REQUIRED WORK: Will you give every entry again exactly as it stands?

[Records from a data collection]
==============================

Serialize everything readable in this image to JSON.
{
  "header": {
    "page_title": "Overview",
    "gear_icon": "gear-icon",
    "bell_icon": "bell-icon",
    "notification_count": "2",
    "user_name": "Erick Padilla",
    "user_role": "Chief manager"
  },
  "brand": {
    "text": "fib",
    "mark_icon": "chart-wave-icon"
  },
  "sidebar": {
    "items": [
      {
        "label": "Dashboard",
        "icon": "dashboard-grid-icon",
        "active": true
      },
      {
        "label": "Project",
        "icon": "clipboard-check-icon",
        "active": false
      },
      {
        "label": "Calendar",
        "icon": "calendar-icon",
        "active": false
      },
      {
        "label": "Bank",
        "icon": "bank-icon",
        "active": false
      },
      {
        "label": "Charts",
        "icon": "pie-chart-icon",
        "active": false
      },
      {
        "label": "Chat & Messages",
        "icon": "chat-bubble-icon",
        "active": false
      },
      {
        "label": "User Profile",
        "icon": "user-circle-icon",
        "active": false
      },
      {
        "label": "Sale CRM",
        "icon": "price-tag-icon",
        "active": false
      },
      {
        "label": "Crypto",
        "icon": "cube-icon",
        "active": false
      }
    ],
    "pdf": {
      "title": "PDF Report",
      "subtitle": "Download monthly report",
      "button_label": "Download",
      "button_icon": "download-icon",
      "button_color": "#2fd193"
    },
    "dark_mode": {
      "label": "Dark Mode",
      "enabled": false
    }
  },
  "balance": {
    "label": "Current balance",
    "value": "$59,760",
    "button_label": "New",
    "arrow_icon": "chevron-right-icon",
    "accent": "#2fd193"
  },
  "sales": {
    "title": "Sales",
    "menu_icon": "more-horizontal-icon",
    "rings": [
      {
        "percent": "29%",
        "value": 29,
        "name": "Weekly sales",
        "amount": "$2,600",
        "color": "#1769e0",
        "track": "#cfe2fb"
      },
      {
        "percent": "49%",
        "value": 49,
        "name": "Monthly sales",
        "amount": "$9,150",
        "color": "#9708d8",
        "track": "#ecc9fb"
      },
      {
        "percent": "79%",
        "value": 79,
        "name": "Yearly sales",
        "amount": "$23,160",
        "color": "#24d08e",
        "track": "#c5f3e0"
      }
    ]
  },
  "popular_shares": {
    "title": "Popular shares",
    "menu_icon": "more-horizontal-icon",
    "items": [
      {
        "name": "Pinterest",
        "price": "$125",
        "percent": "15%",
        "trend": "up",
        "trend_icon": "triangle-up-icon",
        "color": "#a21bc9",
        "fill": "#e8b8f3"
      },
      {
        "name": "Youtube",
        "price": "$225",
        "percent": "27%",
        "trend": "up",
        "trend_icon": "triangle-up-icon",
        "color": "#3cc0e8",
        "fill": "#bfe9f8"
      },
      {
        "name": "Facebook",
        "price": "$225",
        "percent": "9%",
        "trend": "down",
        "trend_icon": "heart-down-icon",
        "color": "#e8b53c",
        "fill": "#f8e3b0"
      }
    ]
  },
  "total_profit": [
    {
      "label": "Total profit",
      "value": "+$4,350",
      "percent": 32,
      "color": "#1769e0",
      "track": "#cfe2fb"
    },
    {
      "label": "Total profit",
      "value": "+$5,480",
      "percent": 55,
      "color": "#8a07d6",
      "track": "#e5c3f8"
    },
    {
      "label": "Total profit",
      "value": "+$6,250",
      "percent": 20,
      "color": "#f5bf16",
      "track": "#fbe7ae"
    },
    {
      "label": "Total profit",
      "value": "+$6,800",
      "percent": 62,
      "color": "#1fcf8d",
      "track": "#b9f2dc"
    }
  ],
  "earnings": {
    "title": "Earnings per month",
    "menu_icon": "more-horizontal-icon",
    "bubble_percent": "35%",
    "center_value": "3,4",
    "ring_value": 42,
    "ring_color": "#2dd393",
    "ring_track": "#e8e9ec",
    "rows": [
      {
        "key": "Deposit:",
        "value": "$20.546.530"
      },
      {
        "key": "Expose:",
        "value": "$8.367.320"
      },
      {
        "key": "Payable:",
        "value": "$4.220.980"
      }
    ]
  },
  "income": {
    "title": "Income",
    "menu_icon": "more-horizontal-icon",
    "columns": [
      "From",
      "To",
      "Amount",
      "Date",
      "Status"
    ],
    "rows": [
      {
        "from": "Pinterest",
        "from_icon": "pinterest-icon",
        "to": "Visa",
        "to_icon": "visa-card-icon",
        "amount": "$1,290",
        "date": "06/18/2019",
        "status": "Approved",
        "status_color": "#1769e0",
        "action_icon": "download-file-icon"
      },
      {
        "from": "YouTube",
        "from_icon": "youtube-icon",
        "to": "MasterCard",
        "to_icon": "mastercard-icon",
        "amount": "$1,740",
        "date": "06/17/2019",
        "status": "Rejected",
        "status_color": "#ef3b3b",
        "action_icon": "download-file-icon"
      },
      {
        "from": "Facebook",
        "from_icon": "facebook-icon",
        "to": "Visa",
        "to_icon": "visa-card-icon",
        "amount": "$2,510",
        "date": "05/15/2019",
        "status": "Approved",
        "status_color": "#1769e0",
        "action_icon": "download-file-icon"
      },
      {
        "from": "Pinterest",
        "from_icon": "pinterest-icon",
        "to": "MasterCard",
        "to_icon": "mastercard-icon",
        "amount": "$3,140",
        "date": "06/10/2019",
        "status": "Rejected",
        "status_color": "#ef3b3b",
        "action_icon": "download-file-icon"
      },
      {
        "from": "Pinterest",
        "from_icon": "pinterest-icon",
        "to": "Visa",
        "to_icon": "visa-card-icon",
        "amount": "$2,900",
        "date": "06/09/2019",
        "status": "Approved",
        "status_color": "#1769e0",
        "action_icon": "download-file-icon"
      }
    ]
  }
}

==============================

IN RESPONSE:
Serialize everything readable in this image to JSON.
{
  "header": {
    "page_title": "Overview",
    "gear_icon": "gear-icon",
    "bell_icon": "bell-icon",
    "notification_count": "2",
    "user_name": "Erick Padilla",
    "user_role": "Chief manager"
  },
  "brand": {
    "text": "fib",
    "mark_icon": "chart-wave-icon"
  },
  "sidebar": {
    "items": [
      {
        "label": "Dashboard",
        "icon": "dashboard-grid-icon",
        "active": true
      },
      {
        "label": "Project",
        "icon": "clipboard-check-icon",
        "active": false
      },
      {
        "label": "Calendar",
        "icon": "calendar-icon",
        "active": false
      },
      {
        "label": "Bank",
        "icon": "bank-icon",
        "active": false
      },
      {
        "label": "Charts",
        "icon": "pie-chart-icon",
        "active": false
      },
      {
        "label": "Chat & Messages",
        "icon": "chat-bubble-icon",
        "active": false
      },
      {
        "label": "User Profile",
        "icon": "user-circle-icon",
        "active": false
      },
      {
        "label": "Sale CRM",
        "icon": "price-tag-icon",
        "active": false
      },
      {
        "label": "Crypto",
        "icon": "cube-icon",
        "active": false
      }
    ],
    "pdf": {
      "title": "PDF Report",
      "subtitle": "Download monthly report",
      "button_label": "Download",
      "button_icon": "download-icon",
      "button_color": "#2fd193"
    },
    "dark_mode": {
      "label": "Dark Mode",
      "enabled": false
    }
  },
  "balance": {
    "label": "Current balance",
    "value": "$59,760",
    "button_label": "New",
    "arrow_icon": "chevron-right-icon",
    "accent": "#2fd193"
  },
  "sales": {
    "title": "Sales",
    "menu_icon": "more-horizontal-icon",
    "rings": [
      {
        "percent": "29%",
        "value": 29,
        "name": "Weekly sales",
        "amount": "$2,600",
        "color": "#1769e0",
        "track": "#cfe2fb"
      },
      {
        "percent": "49%",
        "value": 49,
        "name": "Monthly sales",
        "amount": "$9,150",
        "color": "#9708d8",
        "track": "#ecc9fb"
      },
      {
        "percent": "79%",
        "value": 79,
        "name": "Yearly sales",
        "amount": "$23,160",
        "color": "#24d08e",
        "track": "#c5f3e0"
      }
    ]
  },
  "popular_shares": {
    "title": "Popular shares",
    "menu_icon": "more-horizontal-icon",
    "items": [
      {
        "name": "Pinterest",
        "price": "$125",
        "percent": "15%",
        "trend": "up",
        "trend_icon": "triangle-up-icon",
        "color": "#a21bc9",
        "fill": "#e8b8f3"
      },
      {
        "name": "Youtube",
        "price": "$225",
        "percent": "27%",
        "trend": "up",
        "trend_icon": "triangle-up-icon",
        "color": "#3cc0e8",
        "fill": "#bfe9f8"
      },
      {
        "name": "Facebook",
        "price": "$225",
        "percent": "9%",
        "trend": "down",
        "trend_icon": "heart-down-icon",
        "color": "#e8b53c",
        "fill": "#f8e3b0"
      }
    ]
  },
  "total_profit": [
    {
      "label": "Total profit",
      "value": "+$4,350",
      "percent": 32,
      "color": "#1769e0",
      "track": "#cfe2fb"
    },
    {
      "label": "Total profit",
      "value": "+$5,480",
      "percent": 55,
      "color": "#8a07d6",
      "track": "#e5c3f8"
    },
    {
      "label": "Total profit",
      "value": "+$6,250",
      "percent": 20,
      "color": "#f5bf16",
      "track": "#fbe7ae"
    },
    {
      "label": "Total profit",
      "value": "+$6,800",
      "percent": 62,
      "color": "#1fcf8d",
      "track": "#b9f2dc"
    }
  ],
  "earnings": {
    "title": "Earnings per month",
    "menu_icon": "more-horizontal-icon",
    "bubble_percent": "35%",
    "center_value": "3,4",
    "ring_value": 42,
    "ring_color": "#2dd393",
    "ring_track": "#e8e9ec",
    "rows": [
      {
        "key": "Deposit:",
        "value": "$20.546.530"
      },
      {
        "key": "Expose:",
        "value": "$8.367.320"
      },
      {
        "key": "Payable:",
        "value": "$4.220.980"
      }
    ]
  },
  "income": {
    "title": "Income",
    "menu_icon": "more-horizontal-icon",
    "columns": [
      "From",
      "To",
      "Amount",
      "Date",
      "Status"
    ],
    "rows": [
      {
        "from": "Pinterest",
        "from_icon": "pinterest-icon",
        "to": "Visa",
        "to_icon": "visa-card-icon",
        "amount": "$1,290",
        "date": "06/18/2019",
        "status": "Approved",
        "status_color": "#1769e0",
        "action_icon": "download-file-icon"
      },
      {
        "from": "YouTube",
        "from_icon": "youtube-icon",
        "to": "MasterCard",
        "to_icon": "mastercard-icon",
        "amount": "$1,740",
        "date": "06/17/2019",
        "status": "Rejected",
        "status_color": "#ef3b3b",
        "action_icon": "download-file-icon"
      },
      {
        "from": "Facebook",
        "from_icon": "facebook-icon",
        "to": "Visa",
        "to_icon": "visa-card-icon",
        "amount": "$2,510",
        "date": "05/15/2019",
        "status": "Approved",
        "status_color": "#1769e0",
        "action_icon": "download-file-icon"
      },
      {
        "from": "Pinterest",
        "from_icon": "pinterest-icon",
        "to": "MasterCard",
        "to_icon": "mastercard-icon",
        "amount": "$3,140",
        "date": "06/10/2019",
        "status": "Rejected",
        "status_color": "#ef3b3b",
        "action_icon": "download-file-icon"
      },
      {
        "from": "Pinterest",
        "from_icon": "pinterest-icon",
        "to": "Visa",
        "to_icon": "visa-card-icon",
        "amount": "$2,900",
        "date": "06/09/2019",
        "status": "Approved",
        "status_color": "#1769e0",
        "action_icon": "download-file-icon"
      }
    ]
  }
}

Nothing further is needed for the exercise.